Saved data entries
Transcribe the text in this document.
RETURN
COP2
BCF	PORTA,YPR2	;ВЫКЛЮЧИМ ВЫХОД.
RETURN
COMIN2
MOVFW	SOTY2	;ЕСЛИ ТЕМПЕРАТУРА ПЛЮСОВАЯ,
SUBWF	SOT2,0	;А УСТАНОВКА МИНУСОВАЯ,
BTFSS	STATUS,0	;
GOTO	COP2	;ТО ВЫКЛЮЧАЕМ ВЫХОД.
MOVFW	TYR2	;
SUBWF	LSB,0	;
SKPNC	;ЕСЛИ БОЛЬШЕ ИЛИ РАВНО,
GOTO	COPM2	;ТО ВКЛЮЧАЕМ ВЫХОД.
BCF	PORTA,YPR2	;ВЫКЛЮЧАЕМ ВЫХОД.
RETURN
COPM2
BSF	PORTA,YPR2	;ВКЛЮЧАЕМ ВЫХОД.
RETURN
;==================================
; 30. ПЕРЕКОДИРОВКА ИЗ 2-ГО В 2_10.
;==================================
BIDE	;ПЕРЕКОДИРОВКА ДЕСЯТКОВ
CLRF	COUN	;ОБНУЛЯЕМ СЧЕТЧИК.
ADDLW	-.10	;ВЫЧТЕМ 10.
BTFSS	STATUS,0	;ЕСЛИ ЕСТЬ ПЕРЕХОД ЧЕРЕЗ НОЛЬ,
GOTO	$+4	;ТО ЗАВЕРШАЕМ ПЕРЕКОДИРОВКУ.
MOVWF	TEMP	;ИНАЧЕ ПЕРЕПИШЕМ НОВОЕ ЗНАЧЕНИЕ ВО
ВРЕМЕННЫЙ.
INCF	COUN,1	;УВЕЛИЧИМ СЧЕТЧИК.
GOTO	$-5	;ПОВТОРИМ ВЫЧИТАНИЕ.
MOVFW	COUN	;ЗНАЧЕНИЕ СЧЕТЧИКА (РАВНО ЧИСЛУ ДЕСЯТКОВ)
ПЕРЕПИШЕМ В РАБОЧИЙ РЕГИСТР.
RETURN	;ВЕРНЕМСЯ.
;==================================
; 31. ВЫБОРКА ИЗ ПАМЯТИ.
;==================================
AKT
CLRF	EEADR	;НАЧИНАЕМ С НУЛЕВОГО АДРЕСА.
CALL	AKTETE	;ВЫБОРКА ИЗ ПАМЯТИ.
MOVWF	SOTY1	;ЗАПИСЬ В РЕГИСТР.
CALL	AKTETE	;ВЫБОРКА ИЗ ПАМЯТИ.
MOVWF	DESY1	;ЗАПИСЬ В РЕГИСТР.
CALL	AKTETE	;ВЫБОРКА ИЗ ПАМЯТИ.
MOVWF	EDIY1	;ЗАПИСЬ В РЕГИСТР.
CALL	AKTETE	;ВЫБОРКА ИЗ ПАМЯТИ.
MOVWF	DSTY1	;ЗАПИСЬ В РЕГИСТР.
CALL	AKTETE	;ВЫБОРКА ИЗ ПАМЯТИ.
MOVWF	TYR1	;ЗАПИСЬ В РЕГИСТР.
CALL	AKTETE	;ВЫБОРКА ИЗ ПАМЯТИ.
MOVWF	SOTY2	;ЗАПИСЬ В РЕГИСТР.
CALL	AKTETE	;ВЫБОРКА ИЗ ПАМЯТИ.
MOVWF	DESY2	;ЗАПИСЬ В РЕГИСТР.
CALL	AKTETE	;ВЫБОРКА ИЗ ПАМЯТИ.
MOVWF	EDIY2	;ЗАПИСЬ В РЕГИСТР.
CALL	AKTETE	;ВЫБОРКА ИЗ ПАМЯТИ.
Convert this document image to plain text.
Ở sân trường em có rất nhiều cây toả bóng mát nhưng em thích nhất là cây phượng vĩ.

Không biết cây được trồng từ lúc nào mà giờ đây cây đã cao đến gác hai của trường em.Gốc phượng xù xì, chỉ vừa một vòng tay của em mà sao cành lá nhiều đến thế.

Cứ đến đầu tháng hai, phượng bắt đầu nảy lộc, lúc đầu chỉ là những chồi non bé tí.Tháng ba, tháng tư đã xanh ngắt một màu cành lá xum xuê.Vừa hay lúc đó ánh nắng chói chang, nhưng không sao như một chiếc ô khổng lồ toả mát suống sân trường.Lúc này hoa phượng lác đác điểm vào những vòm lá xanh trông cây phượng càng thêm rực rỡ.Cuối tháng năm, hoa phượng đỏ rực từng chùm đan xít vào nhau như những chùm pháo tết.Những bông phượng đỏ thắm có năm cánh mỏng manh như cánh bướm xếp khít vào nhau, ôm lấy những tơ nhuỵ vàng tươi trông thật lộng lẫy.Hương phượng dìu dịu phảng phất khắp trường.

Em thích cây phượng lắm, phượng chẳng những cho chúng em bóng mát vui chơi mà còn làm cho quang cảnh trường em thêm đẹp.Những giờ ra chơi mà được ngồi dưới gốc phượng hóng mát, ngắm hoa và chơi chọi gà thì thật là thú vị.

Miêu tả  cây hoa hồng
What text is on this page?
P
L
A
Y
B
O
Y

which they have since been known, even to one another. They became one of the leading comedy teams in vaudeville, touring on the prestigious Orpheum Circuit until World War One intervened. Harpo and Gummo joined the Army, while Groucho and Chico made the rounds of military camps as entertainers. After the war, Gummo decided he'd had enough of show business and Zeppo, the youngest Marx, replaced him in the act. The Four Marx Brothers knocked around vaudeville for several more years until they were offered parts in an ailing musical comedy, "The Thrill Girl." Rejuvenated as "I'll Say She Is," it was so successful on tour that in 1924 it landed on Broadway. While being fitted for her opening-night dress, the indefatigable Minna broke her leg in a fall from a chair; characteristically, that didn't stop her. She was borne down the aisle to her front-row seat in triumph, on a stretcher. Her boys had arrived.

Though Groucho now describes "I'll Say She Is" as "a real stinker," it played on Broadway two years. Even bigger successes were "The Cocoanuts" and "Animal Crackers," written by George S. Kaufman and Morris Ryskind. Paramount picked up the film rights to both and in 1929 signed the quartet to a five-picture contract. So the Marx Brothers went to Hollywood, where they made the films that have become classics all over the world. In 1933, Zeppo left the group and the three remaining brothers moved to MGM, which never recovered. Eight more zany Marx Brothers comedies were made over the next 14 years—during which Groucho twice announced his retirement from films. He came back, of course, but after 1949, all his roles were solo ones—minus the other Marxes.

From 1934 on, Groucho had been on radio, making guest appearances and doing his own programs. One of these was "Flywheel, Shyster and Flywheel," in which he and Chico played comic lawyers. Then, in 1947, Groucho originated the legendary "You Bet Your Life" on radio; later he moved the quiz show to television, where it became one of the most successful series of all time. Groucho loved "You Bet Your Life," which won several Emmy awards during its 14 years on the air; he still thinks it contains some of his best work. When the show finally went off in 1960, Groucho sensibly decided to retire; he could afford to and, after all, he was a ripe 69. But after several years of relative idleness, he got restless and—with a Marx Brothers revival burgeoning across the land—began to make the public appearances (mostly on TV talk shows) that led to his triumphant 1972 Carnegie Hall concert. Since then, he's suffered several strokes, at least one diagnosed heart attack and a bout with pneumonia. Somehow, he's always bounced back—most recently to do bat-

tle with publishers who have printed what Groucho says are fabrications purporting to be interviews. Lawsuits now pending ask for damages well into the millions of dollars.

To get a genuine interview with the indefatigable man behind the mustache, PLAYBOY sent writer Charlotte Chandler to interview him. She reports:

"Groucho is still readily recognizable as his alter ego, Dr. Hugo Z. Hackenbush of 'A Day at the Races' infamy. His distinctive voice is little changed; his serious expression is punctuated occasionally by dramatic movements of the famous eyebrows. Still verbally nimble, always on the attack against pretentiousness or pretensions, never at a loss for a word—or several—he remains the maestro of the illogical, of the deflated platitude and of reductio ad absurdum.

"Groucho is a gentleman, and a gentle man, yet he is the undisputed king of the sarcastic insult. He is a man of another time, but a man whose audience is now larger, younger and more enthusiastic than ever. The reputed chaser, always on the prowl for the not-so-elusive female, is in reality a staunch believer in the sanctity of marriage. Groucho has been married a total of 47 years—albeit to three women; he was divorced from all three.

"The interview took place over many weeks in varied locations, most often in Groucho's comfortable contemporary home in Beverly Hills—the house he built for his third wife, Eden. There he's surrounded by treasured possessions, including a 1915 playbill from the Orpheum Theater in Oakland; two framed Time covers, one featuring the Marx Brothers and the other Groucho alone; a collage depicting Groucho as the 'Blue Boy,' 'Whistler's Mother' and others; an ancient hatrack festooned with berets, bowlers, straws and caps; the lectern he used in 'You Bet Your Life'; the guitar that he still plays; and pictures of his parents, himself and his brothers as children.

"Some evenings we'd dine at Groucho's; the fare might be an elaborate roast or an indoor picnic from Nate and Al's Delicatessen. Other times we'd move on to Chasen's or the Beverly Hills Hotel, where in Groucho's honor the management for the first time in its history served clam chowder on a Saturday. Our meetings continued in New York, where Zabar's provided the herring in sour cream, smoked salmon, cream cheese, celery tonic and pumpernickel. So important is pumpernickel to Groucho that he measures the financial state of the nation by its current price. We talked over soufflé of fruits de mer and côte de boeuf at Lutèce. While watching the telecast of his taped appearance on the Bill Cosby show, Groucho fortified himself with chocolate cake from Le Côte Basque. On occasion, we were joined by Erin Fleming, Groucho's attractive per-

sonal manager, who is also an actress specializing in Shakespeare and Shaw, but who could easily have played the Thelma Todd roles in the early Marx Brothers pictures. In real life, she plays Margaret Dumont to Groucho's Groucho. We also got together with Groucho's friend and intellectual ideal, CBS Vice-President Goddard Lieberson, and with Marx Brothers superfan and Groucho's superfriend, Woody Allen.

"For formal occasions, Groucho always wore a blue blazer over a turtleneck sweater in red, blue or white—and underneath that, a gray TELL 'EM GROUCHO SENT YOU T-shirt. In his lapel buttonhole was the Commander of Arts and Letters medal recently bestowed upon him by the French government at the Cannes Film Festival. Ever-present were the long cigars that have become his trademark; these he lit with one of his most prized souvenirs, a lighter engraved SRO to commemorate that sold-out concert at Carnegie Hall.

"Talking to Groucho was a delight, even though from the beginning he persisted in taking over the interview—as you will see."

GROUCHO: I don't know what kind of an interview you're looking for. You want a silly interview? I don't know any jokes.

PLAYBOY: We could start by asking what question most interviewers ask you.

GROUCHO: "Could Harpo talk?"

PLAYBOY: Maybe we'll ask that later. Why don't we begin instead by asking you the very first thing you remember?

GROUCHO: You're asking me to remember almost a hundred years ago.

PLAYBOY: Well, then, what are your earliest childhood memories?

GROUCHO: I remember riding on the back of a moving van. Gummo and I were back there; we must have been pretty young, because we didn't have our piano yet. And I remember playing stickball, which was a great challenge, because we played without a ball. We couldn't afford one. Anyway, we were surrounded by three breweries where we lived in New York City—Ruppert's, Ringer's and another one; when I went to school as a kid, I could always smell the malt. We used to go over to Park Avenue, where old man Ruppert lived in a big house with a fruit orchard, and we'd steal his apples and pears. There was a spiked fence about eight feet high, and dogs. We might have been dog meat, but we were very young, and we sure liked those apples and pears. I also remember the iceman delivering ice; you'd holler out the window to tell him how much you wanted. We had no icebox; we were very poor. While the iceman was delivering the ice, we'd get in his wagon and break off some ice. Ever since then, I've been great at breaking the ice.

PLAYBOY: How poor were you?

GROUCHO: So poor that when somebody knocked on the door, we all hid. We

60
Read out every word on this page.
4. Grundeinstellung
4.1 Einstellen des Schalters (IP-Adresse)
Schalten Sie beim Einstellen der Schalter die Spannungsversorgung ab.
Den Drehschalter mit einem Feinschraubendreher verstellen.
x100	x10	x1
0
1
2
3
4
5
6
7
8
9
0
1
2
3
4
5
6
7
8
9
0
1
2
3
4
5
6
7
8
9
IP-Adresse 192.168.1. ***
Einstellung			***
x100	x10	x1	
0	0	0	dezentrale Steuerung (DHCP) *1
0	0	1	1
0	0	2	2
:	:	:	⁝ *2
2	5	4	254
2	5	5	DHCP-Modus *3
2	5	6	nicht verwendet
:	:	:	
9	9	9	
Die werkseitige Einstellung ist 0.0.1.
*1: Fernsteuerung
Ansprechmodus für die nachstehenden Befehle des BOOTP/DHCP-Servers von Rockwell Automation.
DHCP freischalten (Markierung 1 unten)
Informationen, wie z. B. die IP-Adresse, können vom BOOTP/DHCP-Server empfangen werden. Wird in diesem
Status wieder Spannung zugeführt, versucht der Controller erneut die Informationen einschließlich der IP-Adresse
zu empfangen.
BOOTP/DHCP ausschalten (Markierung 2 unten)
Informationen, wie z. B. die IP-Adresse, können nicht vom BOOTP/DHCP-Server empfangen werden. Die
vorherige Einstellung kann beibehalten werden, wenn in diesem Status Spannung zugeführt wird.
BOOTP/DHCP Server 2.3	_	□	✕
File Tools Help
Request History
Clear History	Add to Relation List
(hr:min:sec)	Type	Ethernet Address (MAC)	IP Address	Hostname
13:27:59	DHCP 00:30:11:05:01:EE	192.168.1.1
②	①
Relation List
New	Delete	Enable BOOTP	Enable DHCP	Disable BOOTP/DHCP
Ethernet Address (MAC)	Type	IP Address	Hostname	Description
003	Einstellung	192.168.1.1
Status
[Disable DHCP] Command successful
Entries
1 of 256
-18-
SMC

• [What you should do] Your answer should be only a number: how many lines of the data above contain the string "nicht"?

• [Reply] 2